begin Exercise inputs
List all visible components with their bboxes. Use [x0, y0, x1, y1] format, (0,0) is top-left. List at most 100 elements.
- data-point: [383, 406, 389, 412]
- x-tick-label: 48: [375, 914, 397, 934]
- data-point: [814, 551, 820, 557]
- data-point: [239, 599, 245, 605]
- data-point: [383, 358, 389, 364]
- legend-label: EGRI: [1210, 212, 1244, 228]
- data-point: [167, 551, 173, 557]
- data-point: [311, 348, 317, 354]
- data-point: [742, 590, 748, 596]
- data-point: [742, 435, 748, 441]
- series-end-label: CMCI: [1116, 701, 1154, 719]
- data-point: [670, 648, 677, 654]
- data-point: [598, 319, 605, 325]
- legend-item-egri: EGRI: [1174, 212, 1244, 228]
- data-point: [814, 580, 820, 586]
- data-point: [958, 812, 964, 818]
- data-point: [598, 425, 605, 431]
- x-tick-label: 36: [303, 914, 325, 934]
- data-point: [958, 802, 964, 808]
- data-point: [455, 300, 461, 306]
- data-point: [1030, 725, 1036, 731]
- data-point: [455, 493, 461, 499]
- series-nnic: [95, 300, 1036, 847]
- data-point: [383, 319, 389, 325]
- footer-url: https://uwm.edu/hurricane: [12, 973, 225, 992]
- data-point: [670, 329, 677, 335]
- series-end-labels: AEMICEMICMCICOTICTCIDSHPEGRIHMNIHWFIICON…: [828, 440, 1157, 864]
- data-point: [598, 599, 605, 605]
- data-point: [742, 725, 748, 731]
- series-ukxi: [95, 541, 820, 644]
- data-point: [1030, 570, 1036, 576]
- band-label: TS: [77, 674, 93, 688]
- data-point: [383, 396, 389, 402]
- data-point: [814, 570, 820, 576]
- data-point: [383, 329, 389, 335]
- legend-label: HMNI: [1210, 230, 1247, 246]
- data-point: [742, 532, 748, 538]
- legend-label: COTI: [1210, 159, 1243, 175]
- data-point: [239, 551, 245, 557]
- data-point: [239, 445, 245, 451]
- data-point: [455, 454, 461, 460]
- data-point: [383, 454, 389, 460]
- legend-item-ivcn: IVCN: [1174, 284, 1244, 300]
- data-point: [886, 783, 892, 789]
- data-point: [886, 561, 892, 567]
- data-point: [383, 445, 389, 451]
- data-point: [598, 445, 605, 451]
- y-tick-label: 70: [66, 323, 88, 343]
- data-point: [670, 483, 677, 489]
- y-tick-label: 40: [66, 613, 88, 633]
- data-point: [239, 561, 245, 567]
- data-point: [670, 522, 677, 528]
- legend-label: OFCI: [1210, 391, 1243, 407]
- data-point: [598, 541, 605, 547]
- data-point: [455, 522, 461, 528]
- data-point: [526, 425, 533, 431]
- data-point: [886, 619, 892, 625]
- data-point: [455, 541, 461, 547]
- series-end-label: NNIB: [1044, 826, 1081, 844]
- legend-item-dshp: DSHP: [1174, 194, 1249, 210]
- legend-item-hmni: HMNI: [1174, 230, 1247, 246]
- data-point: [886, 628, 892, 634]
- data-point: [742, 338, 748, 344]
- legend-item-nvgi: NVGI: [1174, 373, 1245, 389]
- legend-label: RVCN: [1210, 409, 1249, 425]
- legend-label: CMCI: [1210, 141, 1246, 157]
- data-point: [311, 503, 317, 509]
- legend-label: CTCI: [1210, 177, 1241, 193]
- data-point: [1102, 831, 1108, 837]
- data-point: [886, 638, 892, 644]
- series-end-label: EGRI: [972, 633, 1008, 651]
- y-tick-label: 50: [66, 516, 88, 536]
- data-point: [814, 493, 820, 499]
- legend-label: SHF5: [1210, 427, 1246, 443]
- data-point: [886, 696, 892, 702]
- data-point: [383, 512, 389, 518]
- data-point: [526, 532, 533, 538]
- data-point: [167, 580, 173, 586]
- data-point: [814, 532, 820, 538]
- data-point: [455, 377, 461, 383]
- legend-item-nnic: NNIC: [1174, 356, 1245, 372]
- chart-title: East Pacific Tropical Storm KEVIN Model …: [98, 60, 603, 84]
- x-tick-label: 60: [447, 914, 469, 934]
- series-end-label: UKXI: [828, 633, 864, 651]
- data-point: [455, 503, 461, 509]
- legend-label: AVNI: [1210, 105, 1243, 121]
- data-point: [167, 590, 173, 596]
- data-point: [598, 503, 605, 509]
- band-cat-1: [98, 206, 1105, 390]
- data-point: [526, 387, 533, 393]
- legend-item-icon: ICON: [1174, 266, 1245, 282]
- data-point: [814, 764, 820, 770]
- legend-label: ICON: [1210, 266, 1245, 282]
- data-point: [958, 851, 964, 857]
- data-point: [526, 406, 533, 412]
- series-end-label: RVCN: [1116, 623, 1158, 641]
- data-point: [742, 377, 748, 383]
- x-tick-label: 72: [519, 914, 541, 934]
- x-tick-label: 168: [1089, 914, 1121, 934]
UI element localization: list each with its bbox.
end Exercise inputs
- _Given task_
Could you repeat all of the data above word for word, keeping each line and its order unchanged?

- _Solution to the problem_
List all visible components with their bboxes. Use [x0, y0, x1, y1] format, (0,0) is top-left. List at most 100 elements.
- data-point: [383, 406, 389, 412]
- x-tick-label: 48: [375, 914, 397, 934]
- data-point: [814, 551, 820, 557]
- data-point: [239, 599, 245, 605]
- data-point: [383, 358, 389, 364]
- legend-label: EGRI: [1210, 212, 1244, 228]
- data-point: [167, 551, 173, 557]
- data-point: [311, 348, 317, 354]
- data-point: [742, 590, 748, 596]
- data-point: [742, 435, 748, 441]
- series-end-label: CMCI: [1116, 701, 1154, 719]
- data-point: [670, 648, 677, 654]
- data-point: [598, 319, 605, 325]
- legend-item-egri: EGRI: [1174, 212, 1244, 228]
- data-point: [814, 580, 820, 586]
- data-point: [958, 812, 964, 818]
- data-point: [598, 425, 605, 431]
- x-tick-label: 36: [303, 914, 325, 934]
- data-point: [958, 802, 964, 808]
- data-point: [455, 300, 461, 306]
- data-point: [1030, 725, 1036, 731]
- data-point: [455, 493, 461, 499]
- series-nnic: [95, 300, 1036, 847]
- data-point: [383, 319, 389, 325]
- footer-url: https://uwm.edu/hurricane: [12, 973, 225, 992]
- data-point: [670, 329, 677, 335]
- series-end-labels: AEMICEMICMCICOTICTCIDSHPEGRIHMNIHWFIICON…: [828, 440, 1157, 864]
- data-point: [598, 599, 605, 605]
- data-point: [742, 725, 748, 731]
- series-ukxi: [95, 541, 820, 644]
- data-point: [1030, 570, 1036, 576]
- band-label: TS: [77, 674, 93, 688]
- data-point: [383, 396, 389, 402]
- data-point: [814, 570, 820, 576]
- data-point: [383, 329, 389, 335]
- legend-label: HMNI: [1210, 230, 1247, 246]
- data-point: [742, 532, 748, 538]
- legend-label: COTI: [1210, 159, 1243, 175]
- data-point: [239, 551, 245, 557]
- data-point: [239, 445, 245, 451]
- data-point: [455, 454, 461, 460]
- data-point: [383, 454, 389, 460]
- legend-item-ivcn: IVCN: [1174, 284, 1244, 300]
- data-point: [886, 783, 892, 789]
- data-point: [886, 561, 892, 567]
- data-point: [383, 445, 389, 451]
- data-point: [598, 445, 605, 451]
- y-tick-label: 70: [66, 323, 88, 343]
- data-point: [670, 483, 677, 489]
- y-tick-label: 40: [66, 613, 88, 633]
- data-point: [239, 561, 245, 567]
- data-point: [670, 522, 677, 528]
- legend-label: OFCI: [1210, 391, 1243, 407]
- data-point: [598, 541, 605, 547]
- data-point: [455, 522, 461, 528]
- data-point: [526, 425, 533, 431]
- data-point: [886, 619, 892, 625]
- data-point: [455, 541, 461, 547]
- series-end-label: NNIB: [1044, 826, 1081, 844]
- legend-item-dshp: DSHP: [1174, 194, 1249, 210]
- legend-item-hmni: HMNI: [1174, 230, 1247, 246]
- data-point: [886, 628, 892, 634]
- data-point: [742, 338, 748, 344]
- legend-item-nvgi: NVGI: [1174, 373, 1245, 389]
- legend-label: RVCN: [1210, 409, 1249, 425]
- legend-label: CMCI: [1210, 141, 1246, 157]
- data-point: [311, 503, 317, 509]
- legend-label: CTCI: [1210, 177, 1241, 193]
- data-point: [1102, 831, 1108, 837]
- data-point: [886, 638, 892, 644]
- series-end-label: EGRI: [972, 633, 1008, 651]
- y-tick-label: 50: [66, 516, 88, 536]
- data-point: [814, 493, 820, 499]
- legend-label: SHF5: [1210, 427, 1246, 443]
- data-point: [886, 696, 892, 702]
- data-point: [383, 512, 389, 518]
- data-point: [526, 532, 533, 538]
- data-point: [167, 580, 173, 586]
- data-point: [814, 532, 820, 538]
- data-point: [455, 377, 461, 383]
- legend-item-nnic: NNIC: [1174, 356, 1245, 372]
- chart-title: East Pacific Tropical Storm KEVIN Model …: [98, 60, 603, 84]
- x-tick-label: 60: [447, 914, 469, 934]
- series-end-label: UKXI: [828, 633, 864, 651]
- data-point: [455, 503, 461, 509]
- legend-label: AVNI: [1210, 105, 1243, 121]
- data-point: [167, 590, 173, 596]
- data-point: [598, 503, 605, 509]
- band-cat-1: [98, 206, 1105, 390]
- data-point: [526, 387, 533, 393]
- legend-item-icon: ICON: [1174, 266, 1245, 282]
- data-point: [814, 764, 820, 770]
- legend-label: ICON: [1210, 266, 1245, 282]
- data-point: [958, 851, 964, 857]
- data-point: [526, 406, 533, 412]
- series-end-label: RVCN: [1116, 623, 1158, 641]
- data-point: [742, 377, 748, 383]
- x-tick-label: 72: [519, 914, 541, 934]
- x-tick-label: 168: [1089, 914, 1121, 934]
UI element localization: list each with its bbox.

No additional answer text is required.